• **Given exercise**
Below is a set of records. Repeat all of them exactly.

Dataset entries on figures

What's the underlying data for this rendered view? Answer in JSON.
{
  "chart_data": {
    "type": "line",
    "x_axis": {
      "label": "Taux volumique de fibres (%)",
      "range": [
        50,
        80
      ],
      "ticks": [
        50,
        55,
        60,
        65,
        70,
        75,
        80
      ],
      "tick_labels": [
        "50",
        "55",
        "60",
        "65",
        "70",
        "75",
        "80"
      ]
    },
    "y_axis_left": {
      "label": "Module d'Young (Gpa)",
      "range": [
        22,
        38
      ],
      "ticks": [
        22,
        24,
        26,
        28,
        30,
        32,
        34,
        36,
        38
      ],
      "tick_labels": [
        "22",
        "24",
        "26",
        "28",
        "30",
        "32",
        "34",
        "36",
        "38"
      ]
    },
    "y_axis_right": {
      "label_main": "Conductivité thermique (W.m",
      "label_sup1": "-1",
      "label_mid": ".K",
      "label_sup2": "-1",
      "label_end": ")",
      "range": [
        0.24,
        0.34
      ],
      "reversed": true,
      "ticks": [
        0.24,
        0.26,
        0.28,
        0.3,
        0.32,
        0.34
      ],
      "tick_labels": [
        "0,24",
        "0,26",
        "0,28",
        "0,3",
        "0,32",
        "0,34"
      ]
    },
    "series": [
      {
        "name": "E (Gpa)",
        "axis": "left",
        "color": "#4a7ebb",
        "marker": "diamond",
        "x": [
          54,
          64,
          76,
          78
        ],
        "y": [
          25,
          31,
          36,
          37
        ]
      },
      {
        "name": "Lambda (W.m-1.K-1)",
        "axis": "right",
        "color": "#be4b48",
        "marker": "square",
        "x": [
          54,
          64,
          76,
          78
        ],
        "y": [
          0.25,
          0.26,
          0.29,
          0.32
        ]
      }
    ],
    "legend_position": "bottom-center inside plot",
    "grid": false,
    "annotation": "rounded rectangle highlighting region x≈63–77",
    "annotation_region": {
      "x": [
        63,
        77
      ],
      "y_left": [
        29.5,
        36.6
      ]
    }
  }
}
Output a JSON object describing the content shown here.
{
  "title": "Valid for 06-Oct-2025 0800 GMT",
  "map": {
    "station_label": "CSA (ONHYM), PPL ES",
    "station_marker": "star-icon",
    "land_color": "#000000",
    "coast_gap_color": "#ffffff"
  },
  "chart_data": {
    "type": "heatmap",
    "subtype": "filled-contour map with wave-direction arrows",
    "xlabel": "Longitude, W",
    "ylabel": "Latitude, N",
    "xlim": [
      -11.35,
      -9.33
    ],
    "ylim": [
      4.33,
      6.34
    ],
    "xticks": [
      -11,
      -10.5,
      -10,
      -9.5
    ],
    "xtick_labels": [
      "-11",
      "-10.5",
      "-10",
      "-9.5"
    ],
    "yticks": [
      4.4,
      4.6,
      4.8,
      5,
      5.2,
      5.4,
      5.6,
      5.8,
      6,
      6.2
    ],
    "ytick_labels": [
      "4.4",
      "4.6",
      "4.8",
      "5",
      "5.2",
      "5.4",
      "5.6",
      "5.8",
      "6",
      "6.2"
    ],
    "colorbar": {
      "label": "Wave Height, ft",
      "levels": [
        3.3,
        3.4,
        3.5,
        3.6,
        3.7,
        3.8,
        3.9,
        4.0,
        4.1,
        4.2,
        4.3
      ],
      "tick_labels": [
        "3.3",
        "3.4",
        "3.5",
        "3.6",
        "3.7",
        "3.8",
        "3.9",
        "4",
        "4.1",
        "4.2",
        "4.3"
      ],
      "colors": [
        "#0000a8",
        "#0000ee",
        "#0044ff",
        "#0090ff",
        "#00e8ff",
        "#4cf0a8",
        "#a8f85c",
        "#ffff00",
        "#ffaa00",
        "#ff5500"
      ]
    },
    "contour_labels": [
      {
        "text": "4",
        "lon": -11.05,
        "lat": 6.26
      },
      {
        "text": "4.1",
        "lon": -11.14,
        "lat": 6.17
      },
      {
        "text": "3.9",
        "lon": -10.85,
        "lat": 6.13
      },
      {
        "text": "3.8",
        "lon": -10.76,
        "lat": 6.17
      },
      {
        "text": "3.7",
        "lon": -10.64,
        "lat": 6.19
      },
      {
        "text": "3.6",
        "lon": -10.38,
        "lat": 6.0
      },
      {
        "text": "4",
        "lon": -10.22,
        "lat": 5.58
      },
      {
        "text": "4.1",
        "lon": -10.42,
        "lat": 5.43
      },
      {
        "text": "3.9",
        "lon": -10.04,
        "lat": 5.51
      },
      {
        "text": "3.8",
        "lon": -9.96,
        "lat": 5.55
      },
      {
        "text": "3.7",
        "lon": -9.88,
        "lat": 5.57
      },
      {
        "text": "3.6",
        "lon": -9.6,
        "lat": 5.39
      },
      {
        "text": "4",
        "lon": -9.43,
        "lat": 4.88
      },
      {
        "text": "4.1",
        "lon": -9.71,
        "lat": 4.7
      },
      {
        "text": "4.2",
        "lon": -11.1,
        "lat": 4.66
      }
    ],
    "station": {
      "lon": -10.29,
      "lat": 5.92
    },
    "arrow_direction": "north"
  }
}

• **Reply**
What's the underlying data for this rendered view? Answer in JSON.
{
  "chart_data": {
    "type": "line",
    "x_axis": {
      "label": "Taux volumique de fibres (%)",
      "range": [
        50,
        80
      ],
      "ticks": [
        50,
        55,
        60,
        65,
        70,
        75,
        80
      ],
      "tick_labels": [
        "50",
        "55",
        "60",
        "65",
        "70",
        "75",
        "80"
      ]
    },
    "y_axis_left": {
      "label": "Module d'Young (Gpa)",
      "range": [
        22,
        38
      ],
      "ticks": [
        22,
        24,
        26,
        28,
        30,
        32,
        34,
        36,
        38
      ],
      "tick_labels": [
        "22",
        "24",
        "26",
        "28",
        "30",
        "32",
        "34",
        "36",
        "38"
      ]
    },
    "y_axis_right": {
      "label_main": "Conductivité thermique (W.m",
      "label_sup1": "-1",
      "label_mid": ".K",
      "label_sup2": "-1",
      "label_end": ")",
      "range": [
        0.24,
        0.34
      ],
      "reversed": true,
      "ticks": [
        0.24,
        0.26,
        0.28,
        0.3,
        0.32,
        0.34
      ],
      "tick_labels": [
        "0,24",
        "0,26",
        "0,28",
        "0,3",
        "0,32",
        "0,34"
      ]
    },
    "series": [
      {
        "name": "E (Gpa)",
        "axis": "left",
        "color": "#4a7ebb",
        "marker": "diamond",
        "x": [
          54,
          64,
          76,
          78
        ],
        "y": [
          25,
          31,
          36,
          37
        ]
      },
      {
        "name": "Lambda (W.m-1.K-1)",
        "axis": "right",
        "color": "#be4b48",
        "marker": "square",
        "x": [
          54,
          64,
          76,
          78
        ],
        "y": [
          0.25,
          0.26,
          0.29,
          0.32
        ]
      }
    ],
    "legend_position": "bottom-center inside plot",
    "grid": false,
    "annotation": "rounded rectangle highlighting region x≈63–77",
    "annotation_region": {
      "x": [
        63,
        77
      ],
      "y_left": [
        29.5,
        36.6
      ]
    }
  }
}
Output a JSON object describing the content shown here.
{
  "title": "Valid for 06-Oct-2025 0800 GMT",
  "map": {
    "station_label": "CSA (ONHYM), PPL ES",
    "station_marker": "star-icon",
    "land_color": "#000000",
    "coast_gap_color": "#ffffff"
  },
  "chart_data": {
    "type": "heatmap",
    "subtype": "filled-contour map with wave-direction arrows",
    "xlabel": "Longitude, W",
    "ylabel": "Latitude, N",
    "xlim": [
      -11.35,
      -9.33
    ],
    "ylim": [
      4.33,
      6.34
    ],
    "xticks": [
      -11,
      -10.5,
      -10,
      -9.5
    ],
    "xtick_labels": [
      "-11",
      "-10.5",
      "-10",
      "-9.5"
    ],
    "yticks": [
      4.4,
      4.6,
      4.8,
      5,
      5.2,
      5.4,
      5.6,
      5.8,
      6,
      6.2
    ],
    "ytick_labels": [
      "4.4",
      "4.6",
      "4.8",
      "5",
      "5.2",
      "5.4",
      "5.6",
      "5.8",
      "6",
      "6.2"
    ],
    "colorbar": {
      "label": "Wave Height, ft",
      "levels": [
        3.3,
        3.4,
        3.5,
        3.6,
        3.7,
        3.8,
        3.9,
        4.0,
        4.1,
        4.2,
        4.3
      ],
      "tick_labels": [
        "3.3",
        "3.4",
        "3.5",
        "3.6",
        "3.7",
        "3.8",
        "3.9",
        "4",
        "4.1",
        "4.2",
        "4.3"
      ],
      "colors": [
        "#0000a8",
        "#0000ee",
        "#0044ff",
        "#0090ff",
        "#00e8ff",
        "#4cf0a8",
        "#a8f85c",
        "#ffff00",
        "#ffaa00",
        "#ff5500"
      ]
    },
    "contour_labels": [
      {
        "text": "4",
        "lon": -11.05,
        "lat": 6.26
      },
      {
        "text": "4.1",
        "lon": -11.14,
        "lat": 6.17
      },
      {
        "text": "3.9",
        "lon": -10.85,
        "lat": 6.13
      },
      {
        "text": "3.8",
        "lon": -10.76,
        "lat": 6.17
      },
      {
        "text": "3.7",
        "lon": -10.64,
        "lat": 6.19
      },
      {
        "text": "3.6",
        "lon": -10.38,
        "lat": 6.0
      },
      {
        "text": "4",
        "lon": -10.22,
        "lat": 5.58
      },
      {
        "text": "4.1",
        "lon": -10.42,
        "lat": 5.43
      },
      {
        "text": "3.9",
        "lon": -10.04,
        "lat": 5.51
      },
      {
        "text": "3.8",
        "lon": -9.96,
        "lat": 5.55
      },
      {
        "text": "3.7",
        "lon": -9.88,
        "lat": 5.57
      },
      {
        "text": "3.6",
        "lon": -9.6,
        "lat": 5.39
      },
      {
        "text": "4",
        "lon": -9.43,
        "lat": 4.88
      },
      {
        "text": "4.1",
        "lon": -9.71,
        "lat": 4.7
      },
      {
        "text": "4.2",
        "lon": -11.1,
        "lat": 4.66
      }
    ],
    "station": {
      "lon": -10.29,
      "lat": 5.92
    },
    "arrow_direction": "north"
  }
}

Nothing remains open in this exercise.